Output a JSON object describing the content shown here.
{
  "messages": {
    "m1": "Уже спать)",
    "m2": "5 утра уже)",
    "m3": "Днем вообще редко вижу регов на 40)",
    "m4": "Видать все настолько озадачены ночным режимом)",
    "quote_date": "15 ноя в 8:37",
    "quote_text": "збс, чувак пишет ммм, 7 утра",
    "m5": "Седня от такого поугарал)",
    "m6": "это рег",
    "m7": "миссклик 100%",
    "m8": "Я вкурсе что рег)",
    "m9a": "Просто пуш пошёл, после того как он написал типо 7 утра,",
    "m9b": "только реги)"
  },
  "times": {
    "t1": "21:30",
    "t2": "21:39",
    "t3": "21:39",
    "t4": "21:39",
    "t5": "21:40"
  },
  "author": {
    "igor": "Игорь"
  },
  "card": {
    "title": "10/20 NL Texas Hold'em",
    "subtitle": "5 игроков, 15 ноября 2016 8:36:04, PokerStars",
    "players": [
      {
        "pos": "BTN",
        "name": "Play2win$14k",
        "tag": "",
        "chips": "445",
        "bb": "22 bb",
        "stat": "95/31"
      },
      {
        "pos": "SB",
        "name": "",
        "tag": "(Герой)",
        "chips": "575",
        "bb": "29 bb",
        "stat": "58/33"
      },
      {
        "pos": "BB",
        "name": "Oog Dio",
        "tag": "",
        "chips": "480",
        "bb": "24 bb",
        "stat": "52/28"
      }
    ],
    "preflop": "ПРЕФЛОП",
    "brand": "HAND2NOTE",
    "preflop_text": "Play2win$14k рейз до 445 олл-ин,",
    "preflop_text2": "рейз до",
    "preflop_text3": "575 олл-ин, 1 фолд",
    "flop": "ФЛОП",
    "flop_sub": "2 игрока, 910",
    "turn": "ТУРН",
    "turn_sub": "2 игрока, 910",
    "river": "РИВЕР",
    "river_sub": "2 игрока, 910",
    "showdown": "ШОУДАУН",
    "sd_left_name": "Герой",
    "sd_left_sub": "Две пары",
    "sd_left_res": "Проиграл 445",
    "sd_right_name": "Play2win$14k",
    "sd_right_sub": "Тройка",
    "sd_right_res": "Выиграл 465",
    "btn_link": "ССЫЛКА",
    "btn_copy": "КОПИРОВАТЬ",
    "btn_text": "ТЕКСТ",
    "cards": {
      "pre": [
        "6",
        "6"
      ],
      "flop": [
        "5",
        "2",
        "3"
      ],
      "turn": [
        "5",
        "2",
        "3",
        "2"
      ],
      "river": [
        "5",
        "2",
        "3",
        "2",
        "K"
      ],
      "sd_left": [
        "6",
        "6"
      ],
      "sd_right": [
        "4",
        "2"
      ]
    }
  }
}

....

INSTRUCTION: Check every line of the data, and copy the ones that contain "игрока".

THE OUTPUT:
    "flop_sub": "2 игрока, 910",
    "turn_sub": "2 игрока, 910",
    "river_sub": "2 игрока, 910",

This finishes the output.